─── Task input ───

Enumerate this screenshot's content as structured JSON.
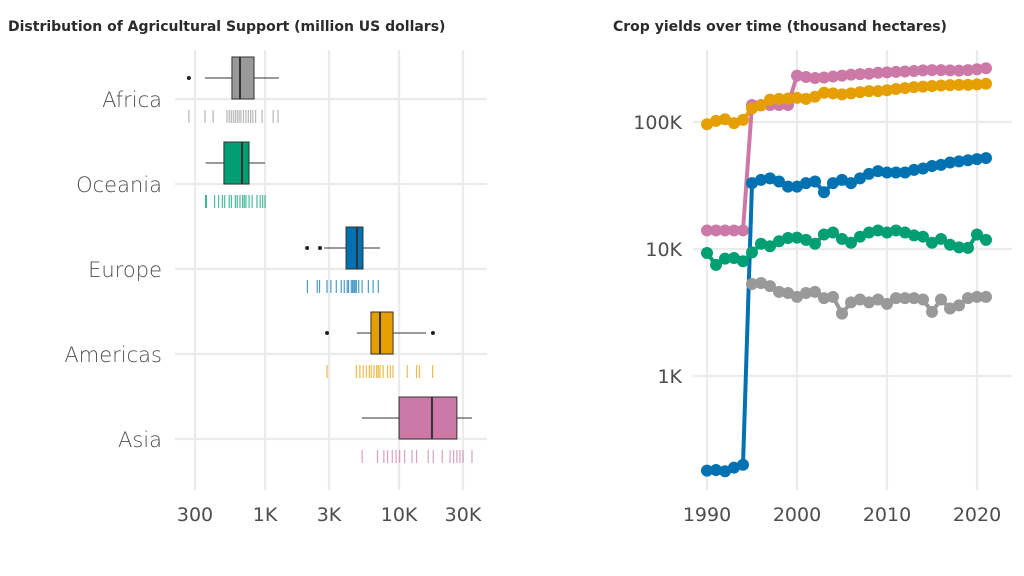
{
  "chart_data": [
    {
      "type": "boxplot",
      "title": "Distribution of Agricultural Support (million US dollars)",
      "x_scale": "log",
      "xlim": [
        230,
        40000
      ],
      "x_ticks": [
        300,
        1000,
        3000,
        10000,
        30000
      ],
      "x_tick_labels": [
        "300",
        "1K",
        "3K",
        "10K",
        "30K"
      ],
      "grid": true,
      "categories": [
        "Africa",
        "Oceania",
        "Europe",
        "Americas",
        "Asia"
      ],
      "colors": [
        "#999999",
        "#009E73",
        "#0072B2",
        "#E69F00",
        "#CC79A7"
      ],
      "boxes": [
        {
          "whisker_low": 356,
          "q1": 566,
          "median": 650,
          "q3": 827,
          "whisker_high": 1270,
          "outliers": [
            270
          ],
          "rug": [
            270,
            356,
            410,
            520,
            540,
            560,
            580,
            600,
            620,
            640,
            660,
            690,
            720,
            750,
            780,
            810,
            850,
            950,
            1150,
            1250
          ]
        },
        {
          "whisker_low": 360,
          "q1": 493,
          "median": 673,
          "q3": 759,
          "whisker_high": 1000,
          "outliers": [],
          "rug": [
            360,
            365,
            420,
            450,
            480,
            500,
            540,
            560,
            600,
            620,
            650,
            680,
            700,
            720,
            760,
            800,
            870,
            920,
            960,
            1000
          ]
        },
        {
          "whisker_low": 2760,
          "q1": 4020,
          "median": 4850,
          "q3": 5380,
          "whisker_high": 7210,
          "outliers": [
            2060,
            2570
          ],
          "rug": [
            2070,
            2450,
            2550,
            2900,
            3100,
            3400,
            3700,
            3900,
            4100,
            4200,
            4400,
            4500,
            4600,
            4700,
            4800,
            5000,
            5300,
            5900,
            6400,
            7000
          ]
        },
        {
          "whisker_low": 4850,
          "q1": 6170,
          "median": 7210,
          "q3": 9020,
          "whisker_high": 15900,
          "outliers": [
            2900,
            17900
          ],
          "rug": [
            2900,
            4800,
            5100,
            5400,
            5700,
            6000,
            6200,
            6500,
            6800,
            7000,
            7200,
            7600,
            8200,
            8600,
            9000,
            11500,
            13500,
            14200,
            17800
          ]
        },
        {
          "whisker_low": 5290,
          "q1": 10000,
          "median": 17600,
          "q3": 27000,
          "whisker_high": 35000,
          "outliers": [],
          "rug": [
            5300,
            6900,
            7700,
            8200,
            8900,
            9500,
            10100,
            11000,
            12500,
            13500,
            16500,
            18000,
            21000,
            24000,
            25500,
            27000,
            28500,
            30000,
            35000
          ]
        }
      ]
    },
    {
      "type": "line",
      "title": "Crop yields over time (thousand hectares)",
      "y_scale": "log",
      "xlim": [
        1989,
        2023
      ],
      "ylim": [
        120,
        350000
      ],
      "x_ticks": [
        1990,
        2000,
        2010,
        2020
      ],
      "x_tick_labels": [
        "1990",
        "2000",
        "2010",
        "2020"
      ],
      "y_ticks": [
        1000,
        10000,
        100000
      ],
      "y_tick_labels": [
        "1K",
        "10K",
        "100K"
      ],
      "grid": true,
      "series": [
        {
          "color": "#CC79A7",
          "x_start": 1990,
          "values": [
            14000,
            14000,
            14000,
            14000,
            14000,
            136000,
            136000,
            136000,
            136000,
            136000,
            232000,
            226000,
            222000,
            224000,
            228000,
            232000,
            236000,
            238000,
            240000,
            244000,
            246000,
            248000,
            250000,
            252000,
            255000,
            256000,
            256000,
            255000,
            254000,
            256000,
            260000,
            265000
          ]
        },
        {
          "color": "#E69F00",
          "x_start": 1990,
          "values": [
            96000,
            102000,
            105000,
            98000,
            104000,
            128000,
            135000,
            150000,
            152000,
            153000,
            155000,
            152000,
            158000,
            170000,
            168000,
            165000,
            168000,
            172000,
            175000,
            175000,
            178000,
            182000,
            185000,
            188000,
            190000,
            192000,
            194000,
            195000,
            196000,
            196000,
            198000,
            200000
          ]
        },
        {
          "color": "#0072B2",
          "x_start": 1990,
          "values": [
            180,
            182,
            178,
            190,
            200,
            33000,
            35000,
            36000,
            34000,
            31000,
            31000,
            33000,
            34000,
            28000,
            33000,
            35000,
            33000,
            36000,
            39000,
            41000,
            40000,
            40000,
            40000,
            42000,
            43000,
            45000,
            46000,
            48000,
            49000,
            50000,
            51000,
            52000
          ]
        },
        {
          "color": "#009E73",
          "x_start": 1990,
          "values": [
            9300,
            7500,
            8400,
            8500,
            8000,
            9400,
            11000,
            10500,
            11500,
            12200,
            12300,
            11800,
            11000,
            13000,
            13500,
            12000,
            11200,
            12500,
            13500,
            14000,
            13500,
            14000,
            13500,
            12800,
            12500,
            11200,
            12000,
            10800,
            10300,
            10200,
            13000,
            11800
          ]
        },
        {
          "color": "#999999",
          "x_start": 1995,
          "values": [
            5300,
            5400,
            5100,
            4600,
            4500,
            4200,
            4500,
            4600,
            4100,
            4200,
            3100,
            3800,
            4000,
            3800,
            4000,
            3700,
            4100,
            4100,
            4100,
            4000,
            3200,
            4000,
            3400,
            3600,
            4100,
            4200,
            4200
          ]
        }
      ]
    }
  ]
}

───

*The exercise:* Copy the records above exactly, omitting every picture.

*Task solution:*
Enumerate this screenshot's content as structured JSON.
{
  "chart_data": [
    {
      "type": "boxplot",
      "title": "Distribution of Agricultural Support (million US dollars)",
      "x_scale": "log",
      "xlim": [
        230,
        40000
      ],
      "x_ticks": [
        300,
        1000,
        3000,
        10000,
        30000
      ],
      "x_tick_labels": [
        "300",
        "1K",
        "3K",
        "10K",
        "30K"
      ],
      "grid": true,
      "categories": [
        "Africa",
        "Oceania",
        "Europe",
        "Americas",
        "Asia"
      ],
      "colors": [
        "#999999",
        "#009E73",
        "#0072B2",
        "#E69F00",
        "#CC79A7"
      ],
      "boxes": [
        {
          "whisker_low": 356,
          "q1": 566,
          "median": 650,
          "q3": 827,
          "whisker_high": 1270,
          "outliers": [
            270
          ],
          "rug": [
            270,
            356,
            410,
            520,
            540,
            560,
            580,
            600,
            620,
            640,
            660,
            690,
            720,
            750,
            780,
            810,
            850,
            950,
            1150,
            1250
          ]
        },
        {
          "whisker_low": 360,
          "q1": 493,
          "median": 673,
          "q3": 759,
          "whisker_high": 1000,
          "outliers": [],
          "rug": [
            360,
            365,
            420,
            450,
            480,
            500,
            540,
            560,
            600,
            620,
            650,
            680,
            700,
            720,
            760,
            800,
            870,
            920,
            960,
            1000
          ]
        },
        {
          "whisker_low": 2760,
          "q1": 4020,
          "median": 4850,
          "q3": 5380,
          "whisker_high": 7210,
          "outliers": [
            2060,
            2570
          ],
          "rug": [
            2070,
            2450,
            2550,
            2900,
            3100,
            3400,
            3700,
            3900,
            4100,
            4200,
            4400,
            4500,
            4600,
            4700,
            4800,
            5000,
            5300,
            5900,
            6400,
            7000
          ]
        },
        {
          "whisker_low": 4850,
          "q1": 6170,
          "median": 7210,
          "q3": 9020,
          "whisker_high": 15900,
          "outliers": [
            2900,
            17900
          ],
          "rug": [
            2900,
            4800,
            5100,
            5400,
            5700,
            6000,
            6200,
            6500,
            6800,
            7000,
            7200,
            7600,
            8200,
            8600,
            9000,
            11500,
            13500,
            14200,
            17800
          ]
        },
        {
          "whisker_low": 5290,
          "q1": 10000,
          "median": 17600,
          "q3": 27000,
          "whisker_high": 35000,
          "outliers": [],
          "rug": [
            5300,
            6900,
            7700,
            8200,
            8900,
            9500,
            10100,
            11000,
            12500,
            13500,
            16500,
            18000,
            21000,
            24000,
            25500,
            27000,
            28500,
            30000,
            35000
          ]
        }
      ]
    },
    {
      "type": "line",
      "title": "Crop yields over time (thousand hectares)",
      "y_scale": "log",
      "xlim": [
        1989,
        2023
      ],
      "ylim": [
        120,
        350000
      ],
      "x_ticks": [
        1990,
        2000,
        2010,
        2020
      ],
      "x_tick_labels": [
        "1990",
        "2000",
        "2010",
        "2020"
      ],
      "y_ticks": [
        1000,
        10000,
        100000
      ],
      "y_tick_labels": [
        "1K",
        "10K",
        "100K"
      ],
      "grid": true,
      "series": [
        {
          "color": "#CC79A7",
          "x_start": 1990,
          "values": [
            14000,
            14000,
            14000,
            14000,
            14000,
            136000,
            136000,
            136000,
            136000,
            136000,
            232000,
            226000,
            222000,
            224000,
            228000,
            232000,
            236000,
            238000,
            240000,
            244000,
            246000,
            248000,
            250000,
            252000,
            255000,
            256000,
            256000,
            255000,
            254000,
            256000,
            260000,
            265000
          ]
        },
        {
          "color": "#E69F00",
          "x_start": 1990,
          "values": [
            96000,
            102000,
            105000,
            98000,
            104000,
            128000,
            135000,
            150000,
            152000,
            153000,
            155000,
            152000,
            158000,
            170000,
            168000,
            165000,
            168000,
            172000,
            175000,
            175000,
            178000,
            182000,
            185000,
            188000,
            190000,
            192000,
            194000,
            195000,
            196000,
            196000,
            198000,
            200000
          ]
        },
        {
          "color": "#0072B2",
          "x_start": 1990,
          "values": [
            180,
            182,
            178,
            190,
            200,
            33000,
            35000,
            36000,
            34000,
            31000,
            31000,
            33000,
            34000,
            28000,
            33000,
            35000,
            33000,
            36000,
            39000,
            41000,
            40000,
            40000,
            40000,
            42000,
            43000,
            45000,
            46000,
            48000,
            49000,
            50000,
            51000,
            52000
          ]
        },
        {
          "color": "#009E73",
          "x_start": 1990,
          "values": [
            9300,
            7500,
            8400,
            8500,
            8000,
            9400,
            11000,
            10500,
            11500,
            12200,
            12300,
            11800,
            11000,
            13000,
            13500,
            12000,
            11200,
            12500,
            13500,
            14000,
            13500,
            14000,
            13500,
            12800,
            12500,
            11200,
            12000,
            10800,
            10300,
            10200,
            13000,
            11800
          ]
        },
        {
          "color": "#999999",
          "x_start": 1995,
          "values": [
            5300,
            5400,
            5100,
            4600,
            4500,
            4200,
            4500,
            4600,
            4100,
            4200,
            3100,
            3800,
            4000,
            3800,
            4000,
            3700,
            4100,
            4100,
            4100,
            4000,
            3200,
            4000,
            3400,
            3600,
            4100,
            4200,
            4200
          ]
        }
      ]
    }
  ]
}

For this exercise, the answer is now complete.